**Brief**
Give the listing below again in full, exactly as written.

**Available data**
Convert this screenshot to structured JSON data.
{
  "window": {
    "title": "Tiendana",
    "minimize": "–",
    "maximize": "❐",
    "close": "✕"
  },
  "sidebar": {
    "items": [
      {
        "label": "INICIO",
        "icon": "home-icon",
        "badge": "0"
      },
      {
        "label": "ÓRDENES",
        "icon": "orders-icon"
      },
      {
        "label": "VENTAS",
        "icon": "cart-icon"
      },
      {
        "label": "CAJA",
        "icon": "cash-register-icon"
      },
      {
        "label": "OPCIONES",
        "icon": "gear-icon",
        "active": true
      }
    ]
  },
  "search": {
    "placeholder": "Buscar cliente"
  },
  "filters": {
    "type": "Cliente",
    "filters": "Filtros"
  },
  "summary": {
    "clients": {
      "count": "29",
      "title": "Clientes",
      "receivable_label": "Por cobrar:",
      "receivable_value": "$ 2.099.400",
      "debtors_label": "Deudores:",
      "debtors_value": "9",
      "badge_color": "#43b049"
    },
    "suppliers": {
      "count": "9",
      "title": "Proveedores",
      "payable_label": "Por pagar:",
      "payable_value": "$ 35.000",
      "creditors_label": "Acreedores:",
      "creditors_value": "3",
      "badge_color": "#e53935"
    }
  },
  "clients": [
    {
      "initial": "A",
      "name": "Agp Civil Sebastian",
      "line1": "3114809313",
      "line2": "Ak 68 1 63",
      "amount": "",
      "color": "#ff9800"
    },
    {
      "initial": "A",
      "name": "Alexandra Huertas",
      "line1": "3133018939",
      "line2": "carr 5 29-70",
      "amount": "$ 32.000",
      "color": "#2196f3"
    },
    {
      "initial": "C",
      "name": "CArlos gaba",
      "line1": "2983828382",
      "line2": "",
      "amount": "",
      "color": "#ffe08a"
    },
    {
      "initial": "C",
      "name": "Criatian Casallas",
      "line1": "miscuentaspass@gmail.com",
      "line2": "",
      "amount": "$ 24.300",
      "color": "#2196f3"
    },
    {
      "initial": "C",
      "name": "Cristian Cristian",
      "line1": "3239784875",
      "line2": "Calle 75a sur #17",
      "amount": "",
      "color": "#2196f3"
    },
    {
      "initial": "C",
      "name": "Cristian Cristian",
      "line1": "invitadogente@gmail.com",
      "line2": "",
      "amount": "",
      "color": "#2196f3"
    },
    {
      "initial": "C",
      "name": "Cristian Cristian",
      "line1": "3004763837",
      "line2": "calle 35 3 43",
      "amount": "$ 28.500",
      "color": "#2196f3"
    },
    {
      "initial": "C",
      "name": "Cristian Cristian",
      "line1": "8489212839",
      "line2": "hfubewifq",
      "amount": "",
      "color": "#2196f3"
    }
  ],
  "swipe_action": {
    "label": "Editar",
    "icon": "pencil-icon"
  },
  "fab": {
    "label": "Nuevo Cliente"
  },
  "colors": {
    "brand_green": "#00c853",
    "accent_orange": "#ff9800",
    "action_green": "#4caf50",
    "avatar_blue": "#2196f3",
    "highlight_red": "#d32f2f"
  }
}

**Output of the exercise**
Convert this screenshot to structured JSON data.
{
  "window": {
    "title": "Tiendana",
    "minimize": "–",
    "maximize": "❐",
    "close": "✕"
  },
  "sidebar": {
    "items": [
      {
        "label": "INICIO",
        "icon": "home-icon",
        "badge": "0"
      },
      {
        "label": "ÓRDENES",
        "icon": "orders-icon"
      },
      {
        "label": "VENTAS",
        "icon": "cart-icon"
      },
      {
        "label": "CAJA",
        "icon": "cash-register-icon"
      },
      {
        "label": "OPCIONES",
        "icon": "gear-icon",
        "active": true
      }
    ]
  },
  "search": {
    "placeholder": "Buscar cliente"
  },
  "filters": {
    "type": "Cliente",
    "filters": "Filtros"
  },
  "summary": {
    "clients": {
      "count": "29",
      "title": "Clientes",
      "receivable_label": "Por cobrar:",
      "receivable_value": "$ 2.099.400",
      "debtors_label": "Deudores:",
      "debtors_value": "9",
      "badge_color": "#43b049"
    },
    "suppliers": {
      "count": "9",
      "title": "Proveedores",
      "payable_label": "Por pagar:",
      "payable_value": "$ 35.000",
      "creditors_label": "Acreedores:",
      "creditors_value": "3",
      "badge_color": "#e53935"
    }
  },
  "clients": [
    {
      "initial": "A",
      "name": "Agp Civil Sebastian",
      "line1": "3114809313",
      "line2": "Ak 68 1 63",
      "amount": "",
      "color": "#ff9800"
    },
    {
      "initial": "A",
      "name": "Alexandra Huertas",
      "line1": "3133018939",
      "line2": "carr 5 29-70",
      "amount": "$ 32.000",
      "color": "#2196f3"
    },
    {
      "initial": "C",
      "name": "CArlos gaba",
      "line1": "2983828382",
      "line2": "",
      "amount": "",
      "color": "#ffe08a"
    },
    {
      "initial": "C",
      "name": "Criatian Casallas",
      "line1": "miscuentaspass@gmail.com",
      "line2": "",
      "amount": "$ 24.300",
      "color": "#2196f3"
    },
    {
      "initial": "C",
      "name": "Cristian Cristian",
      "line1": "3239784875",
      "line2": "Calle 75a sur #17",
      "amount": "",
      "color": "#2196f3"
    },
    {
      "initial": "C",
      "name": "Cristian Cristian",
      "line1": "invitadogente@gmail.com",
      "line2": "",
      "amount": "",
      "color": "#2196f3"
    },
    {
      "initial": "C",
      "name": "Cristian Cristian",
      "line1": "3004763837",
      "line2": "calle 35 3 43",
      "amount": "$ 28.500",
      "color": "#2196f3"
    },
    {
      "initial": "C",
      "name": "Cristian Cristian",
      "line1": "8489212839",
      "line2": "hfubewifq",
      "amount": "",
      "color": "#2196f3"
    }
  ],
  "swipe_action": {
    "label": "Editar",
    "icon": "pencil-icon"
  },
  "fab": {
    "label": "Nuevo Cliente"
  },
  "colors": {
    "brand_green": "#00c853",
    "accent_orange": "#ff9800",
    "action_green": "#4caf50",
    "avatar_blue": "#2196f3",
    "highlight_red": "#d32f2f"
  }
}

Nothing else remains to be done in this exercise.